Set down each entry from the block beneath, exactly as written.

# Collected data entries
==================================================

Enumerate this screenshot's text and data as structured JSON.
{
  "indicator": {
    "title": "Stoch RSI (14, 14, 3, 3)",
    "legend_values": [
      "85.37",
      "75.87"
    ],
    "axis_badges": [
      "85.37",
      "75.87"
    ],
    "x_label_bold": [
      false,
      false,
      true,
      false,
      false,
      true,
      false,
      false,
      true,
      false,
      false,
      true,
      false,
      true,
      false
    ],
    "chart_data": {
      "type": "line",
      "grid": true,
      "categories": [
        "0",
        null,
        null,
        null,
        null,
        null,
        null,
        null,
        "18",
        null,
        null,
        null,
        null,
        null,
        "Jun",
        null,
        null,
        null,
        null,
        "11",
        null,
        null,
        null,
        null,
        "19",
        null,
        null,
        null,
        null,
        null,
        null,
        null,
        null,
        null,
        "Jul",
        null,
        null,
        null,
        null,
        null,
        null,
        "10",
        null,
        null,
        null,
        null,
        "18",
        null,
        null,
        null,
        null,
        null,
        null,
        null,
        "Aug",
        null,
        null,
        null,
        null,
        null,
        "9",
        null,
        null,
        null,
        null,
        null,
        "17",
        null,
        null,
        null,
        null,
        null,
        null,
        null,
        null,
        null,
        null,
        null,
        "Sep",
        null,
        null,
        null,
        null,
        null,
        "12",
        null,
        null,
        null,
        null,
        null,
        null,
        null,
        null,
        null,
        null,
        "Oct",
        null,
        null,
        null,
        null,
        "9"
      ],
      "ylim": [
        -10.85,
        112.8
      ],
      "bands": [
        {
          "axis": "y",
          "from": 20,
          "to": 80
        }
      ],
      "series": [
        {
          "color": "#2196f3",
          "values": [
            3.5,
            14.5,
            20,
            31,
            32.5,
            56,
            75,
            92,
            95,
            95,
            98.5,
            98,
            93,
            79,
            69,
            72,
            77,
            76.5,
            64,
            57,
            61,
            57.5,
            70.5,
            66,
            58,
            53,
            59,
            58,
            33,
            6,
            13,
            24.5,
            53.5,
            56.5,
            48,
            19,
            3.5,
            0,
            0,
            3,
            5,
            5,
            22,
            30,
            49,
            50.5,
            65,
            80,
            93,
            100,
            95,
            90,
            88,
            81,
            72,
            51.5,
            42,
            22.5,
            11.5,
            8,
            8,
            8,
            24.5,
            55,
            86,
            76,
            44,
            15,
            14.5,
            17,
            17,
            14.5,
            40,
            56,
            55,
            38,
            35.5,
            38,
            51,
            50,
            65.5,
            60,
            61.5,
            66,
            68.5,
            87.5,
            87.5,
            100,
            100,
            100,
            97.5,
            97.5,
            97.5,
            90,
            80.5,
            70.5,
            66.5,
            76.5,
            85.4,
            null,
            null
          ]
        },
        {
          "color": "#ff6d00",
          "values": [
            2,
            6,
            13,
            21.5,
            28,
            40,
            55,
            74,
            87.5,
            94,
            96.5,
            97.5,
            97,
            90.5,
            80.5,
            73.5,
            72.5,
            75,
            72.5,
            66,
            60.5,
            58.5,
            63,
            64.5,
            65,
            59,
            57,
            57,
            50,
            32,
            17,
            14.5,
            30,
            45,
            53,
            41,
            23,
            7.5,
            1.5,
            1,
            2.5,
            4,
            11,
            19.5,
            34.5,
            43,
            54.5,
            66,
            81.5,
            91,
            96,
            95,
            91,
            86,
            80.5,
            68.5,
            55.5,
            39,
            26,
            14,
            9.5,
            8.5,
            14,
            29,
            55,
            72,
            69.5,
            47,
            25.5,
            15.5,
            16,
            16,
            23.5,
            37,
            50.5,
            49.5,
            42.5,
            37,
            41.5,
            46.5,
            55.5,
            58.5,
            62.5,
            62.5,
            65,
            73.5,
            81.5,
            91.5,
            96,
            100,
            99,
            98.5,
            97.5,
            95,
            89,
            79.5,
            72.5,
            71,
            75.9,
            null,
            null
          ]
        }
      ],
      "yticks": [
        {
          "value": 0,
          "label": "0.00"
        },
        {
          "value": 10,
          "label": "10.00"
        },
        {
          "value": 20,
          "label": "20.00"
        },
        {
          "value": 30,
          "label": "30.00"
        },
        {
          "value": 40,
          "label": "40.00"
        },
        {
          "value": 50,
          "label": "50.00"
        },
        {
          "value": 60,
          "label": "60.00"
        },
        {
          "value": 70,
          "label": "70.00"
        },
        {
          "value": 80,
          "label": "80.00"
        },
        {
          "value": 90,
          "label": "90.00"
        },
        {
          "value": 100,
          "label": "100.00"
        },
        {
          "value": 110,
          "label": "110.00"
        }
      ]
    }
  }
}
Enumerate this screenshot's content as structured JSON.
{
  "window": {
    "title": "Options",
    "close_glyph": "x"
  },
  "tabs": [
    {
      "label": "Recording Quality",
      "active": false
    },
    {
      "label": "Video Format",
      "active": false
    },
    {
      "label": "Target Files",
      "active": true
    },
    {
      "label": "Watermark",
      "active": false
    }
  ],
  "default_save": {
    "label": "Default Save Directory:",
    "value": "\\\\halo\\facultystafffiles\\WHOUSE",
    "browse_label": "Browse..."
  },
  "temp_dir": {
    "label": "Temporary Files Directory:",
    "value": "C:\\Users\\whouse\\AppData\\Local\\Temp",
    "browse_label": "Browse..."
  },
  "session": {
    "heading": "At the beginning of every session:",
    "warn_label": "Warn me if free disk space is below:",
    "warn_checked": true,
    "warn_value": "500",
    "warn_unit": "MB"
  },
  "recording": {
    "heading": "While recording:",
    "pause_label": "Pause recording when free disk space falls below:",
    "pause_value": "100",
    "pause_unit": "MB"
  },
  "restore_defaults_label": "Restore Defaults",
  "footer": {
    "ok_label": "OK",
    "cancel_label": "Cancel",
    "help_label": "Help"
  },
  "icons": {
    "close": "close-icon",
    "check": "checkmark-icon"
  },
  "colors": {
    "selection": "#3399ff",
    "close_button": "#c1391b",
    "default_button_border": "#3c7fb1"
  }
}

==================================================

# RESPONSE TO THIS EXERCISE
Enumerate this screenshot's text and data as structured JSON.
{
  "indicator": {
    "title": "Stoch RSI (14, 14, 3, 3)",
    "legend_values": [
      "85.37",
      "75.87"
    ],
    "axis_badges": [
      "85.37",
      "75.87"
    ],
    "x_label_bold": [
      false,
      false,
      true,
      false,
      false,
      true,
      false,
      false,
      true,
      false,
      false,
      true,
      false,
      true,
      false
    ],
    "chart_data": {
      "type": "line",
      "grid": true,
      "categories": [
        "0",
        null,
        null,
        null,
        null,
        null,
        null,
        null,
        "18",
        null,
        null,
        null,
        null,
        null,
        "Jun",
        null,
        null,
        null,
        null,
        "11",
        null,
        null,
        null,
        null,
        "19",
        null,
        null,
        null,
        null,
        null,
        null,
        null,
        null,
        null,
        "Jul",
        null,
        null,
        null,
        null,
        null,
        null,
        "10",
        null,
        null,
        null,
        null,
        "18",
        null,
        null,
        null,
        null,
        null,
        null,
        null,
        "Aug",
        null,
        null,
        null,
        null,
        null,
        "9",
        null,
        null,
        null,
        null,
        null,
        "17",
        null,
        null,
        null,
        null,
        null,
        null,
        null,
        null,
        null,
        null,
        null,
        "Sep",
        null,
        null,
        null,
        null,
        null,
        "12",
        null,
        null,
        null,
        null,
        null,
        null,
        null,
        null,
        null,
        null,
        "Oct",
        null,
        null,
        null,
        null,
        "9"
      ],
      "ylim": [
        -10.85,
        112.8
      ],
      "bands": [
        {
          "axis": "y",
          "from": 20,
          "to": 80
        }
      ],
      "series": [
        {
          "color": "#2196f3",
          "values": [
            3.5,
            14.5,
            20,
            31,
            32.5,
            56,
            75,
            92,
            95,
            95,
            98.5,
            98,
            93,
            79,
            69,
            72,
            77,
            76.5,
            64,
            57,
            61,
            57.5,
            70.5,
            66,
            58,
            53,
            59,
            58,
            33,
            6,
            13,
            24.5,
            53.5,
            56.5,
            48,
            19,
            3.5,
            0,
            0,
            3,
            5,
            5,
            22,
            30,
            49,
            50.5,
            65,
            80,
            93,
            100,
            95,
            90,
            88,
            81,
            72,
            51.5,
            42,
            22.5,
            11.5,
            8,
            8,
            8,
            24.5,
            55,
            86,
            76,
            44,
            15,
            14.5,
            17,
            17,
            14.5,
            40,
            56,
            55,
            38,
            35.5,
            38,
            51,
            50,
            65.5,
            60,
            61.5,
            66,
            68.5,
            87.5,
            87.5,
            100,
            100,
            100,
            97.5,
            97.5,
            97.5,
            90,
            80.5,
            70.5,
            66.5,
            76.5,
            85.4,
            null,
            null
          ]
        },
        {
          "color": "#ff6d00",
          "values": [
            2,
            6,
            13,
            21.5,
            28,
            40,
            55,
            74,
            87.5,
            94,
            96.5,
            97.5,
            97,
            90.5,
            80.5,
            73.5,
            72.5,
            75,
            72.5,
            66,
            60.5,
            58.5,
            63,
            64.5,
            65,
            59,
            57,
            57,
            50,
            32,
            17,
            14.5,
            30,
            45,
            53,
            41,
            23,
            7.5,
            1.5,
            1,
            2.5,
            4,
            11,
            19.5,
            34.5,
            43,
            54.5,
            66,
            81.5,
            91,
            96,
            95,
            91,
            86,
            80.5,
            68.5,
            55.5,
            39,
            26,
            14,
            9.5,
            8.5,
            14,
            29,
            55,
            72,
            69.5,
            47,
            25.5,
            15.5,
            16,
            16,
            23.5,
            37,
            50.5,
            49.5,
            42.5,
            37,
            41.5,
            46.5,
            55.5,
            58.5,
            62.5,
            62.5,
            65,
            73.5,
            81.5,
            91.5,
            96,
            100,
            99,
            98.5,
            97.5,
            95,
            89,
            79.5,
            72.5,
            71,
            75.9,
            null,
            null
          ]
        }
      ],
      "yticks": [
        {
          "value": 0,
          "label": "0.00"
        },
        {
          "value": 10,
          "label": "10.00"
        },
        {
          "value": 20,
          "label": "20.00"
        },
        {
          "value": 30,
          "label": "30.00"
        },
        {
          "value": 40,
          "label": "40.00"
        },
        {
          "value": 50,
          "label": "50.00"
        },
        {
          "value": 60,
          "label": "60.00"
        },
        {
          "value": 70,
          "label": "70.00"
        },
        {
          "value": 80,
          "label": "80.00"
        },
        {
          "value": 90,
          "label": "90.00"
        },
        {
          "value": 100,
          "label": "100.00"
        },
        {
          "value": 110,
          "label": "110.00"
        }
      ]
    }
  }
}
Enumerate this screenshot's content as structured JSON.
{
  "window": {
    "title": "Options",
    "close_glyph": "x"
  },
  "tabs": [
    {
      "label": "Recording Quality",
      "active": false
    },
    {
      "label": "Video Format",
      "active": false
    },
    {
      "label": "Target Files",
      "active": true
    },
    {
      "label": "Watermark",
      "active": false
    }
  ],
  "default_save": {
    "label": "Default Save Directory:",
    "value": "\\\\halo\\facultystafffiles\\WHOUSE",
    "browse_label": "Browse..."
  },
  "temp_dir": {
    "label": "Temporary Files Directory:",
    "value": "C:\\Users\\whouse\\AppData\\Local\\Temp",
    "browse_label": "Browse..."
  },
  "session": {
    "heading": "At the beginning of every session:",
    "warn_label": "Warn me if free disk space is below:",
    "warn_checked": true,
    "warn_value": "500",
    "warn_unit": "MB"
  },
  "recording": {
    "heading": "While recording:",
    "pause_label": "Pause recording when free disk space falls below:",
    "pause_value": "100",
    "pause_unit": "MB"
  },
  "restore_defaults_label": "Restore Defaults",
  "footer": {
    "ok_label": "OK",
    "cancel_label": "Cancel",
    "help_label": "Help"
  },
  "icons": {
    "close": "close-icon",
    "check": "checkmark-icon"
  },
  "colors": {
    "selection": "#3399ff",
    "close_button": "#c1391b",
    "default_button_border": "#3c7fb1"
  }
}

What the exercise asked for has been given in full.